** Task to carry out **
Return every line below as is, leaving out the pictures.

[Dataset records]
* * * * * * *

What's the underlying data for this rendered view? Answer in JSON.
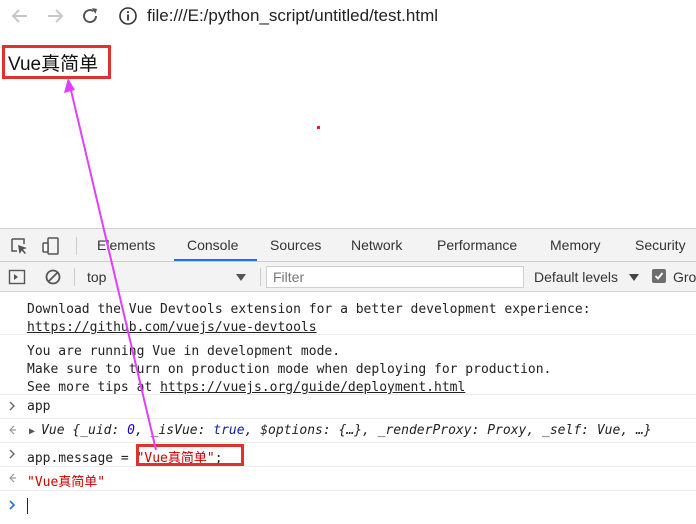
{
  "browser": {
    "url": "file:///E:/python_script/untitled/test.html",
    "icons": {
      "back": "arrow-left-icon",
      "forward": "arrow-right-icon",
      "reload": "reload-icon",
      "info": "info-circle-icon"
    }
  },
  "page": {
    "heading": "Vue真简单"
  },
  "devtools": {
    "tabs": [
      "Elements",
      "Console",
      "Sources",
      "Network",
      "Performance",
      "Memory",
      "Security"
    ],
    "active_tab": "Console",
    "toolbar": {
      "context": "top",
      "filter_placeholder": "Filter",
      "levels": "Default levels",
      "group_label": "Gro"
    },
    "console": {
      "msg1_line1": "Download the Vue Devtools extension for a better development experience:",
      "msg1_link": "https://github.com/vuejs/vue-devtools",
      "msg2_line1": "You are running Vue in development mode.",
      "msg2_line2": "Make sure to turn on production mode when deploying for production.",
      "msg2_line3_prefix": "See more tips at ",
      "msg2_link": "https://vuejs.org/guide/deployment.html",
      "input1": "app",
      "output1_prefix": "Vue {",
      "output1_k1": "_uid",
      "output1_v1": "0",
      "output1_k2": "_isVue",
      "output1_v2": "true",
      "output1_k3": "$options",
      "output1_v3": "{…}",
      "output1_k4": "_renderProxy",
      "output1_v4": "Proxy",
      "output1_k5": "_self",
      "output1_v5": "Vue",
      "output1_tail": "…}",
      "input2_prefix": "app.message = ",
      "input2_string": "\"Vue真简单\"",
      "input2_suffix": ";",
      "output2": "\"Vue真简单\""
    }
  },
  "colors": {
    "highlight_box": "#e0312f",
    "annotation_arrow": "#e040fb",
    "active_tab_underline": "#1a73e8",
    "string": "#c80000"
  }
}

* * * * * * *

** Expected answer **
What's the underlying data for this rendered view? Answer in JSON.
{
  "browser": {
    "url": "file:///E:/python_script/untitled/test.html",
    "icons": {
      "back": "arrow-left-icon",
      "forward": "arrow-right-icon",
      "reload": "reload-icon",
      "info": "info-circle-icon"
    }
  },
  "page": {
    "heading": "Vue真简单"
  },
  "devtools": {
    "tabs": [
      "Elements",
      "Console",
      "Sources",
      "Network",
      "Performance",
      "Memory",
      "Security"
    ],
    "active_tab": "Console",
    "toolbar": {
      "context": "top",
      "filter_placeholder": "Filter",
      "levels": "Default levels",
      "group_label": "Gro"
    },
    "console": {
      "msg1_line1": "Download the Vue Devtools extension for a better development experience:",
      "msg1_link": "https://github.com/vuejs/vue-devtools",
      "msg2_line1": "You are running Vue in development mode.",
      "msg2_line2": "Make sure to turn on production mode when deploying for production.",
      "msg2_line3_prefix": "See more tips at ",
      "msg2_link": "https://vuejs.org/guide/deployment.html",
      "input1": "app",
      "output1_prefix": "Vue {",
      "output1_k1": "_uid",
      "output1_v1": "0",
      "output1_k2": "_isVue",
      "output1_v2": "true",
      "output1_k3": "$options",
      "output1_v3": "{…}",
      "output1_k4": "_renderProxy",
      "output1_v4": "Proxy",
      "output1_k5": "_self",
      "output1_v5": "Vue",
      "output1_tail": "…}",
      "input2_prefix": "app.message = ",
      "input2_string": "\"Vue真简单\"",
      "input2_suffix": ";",
      "output2": "\"Vue真简单\""
    }
  },
  "colors": {
    "highlight_box": "#e0312f",
    "annotation_arrow": "#e040fb",
    "active_tab_underline": "#1a73e8",
    "string": "#c80000"
  }
}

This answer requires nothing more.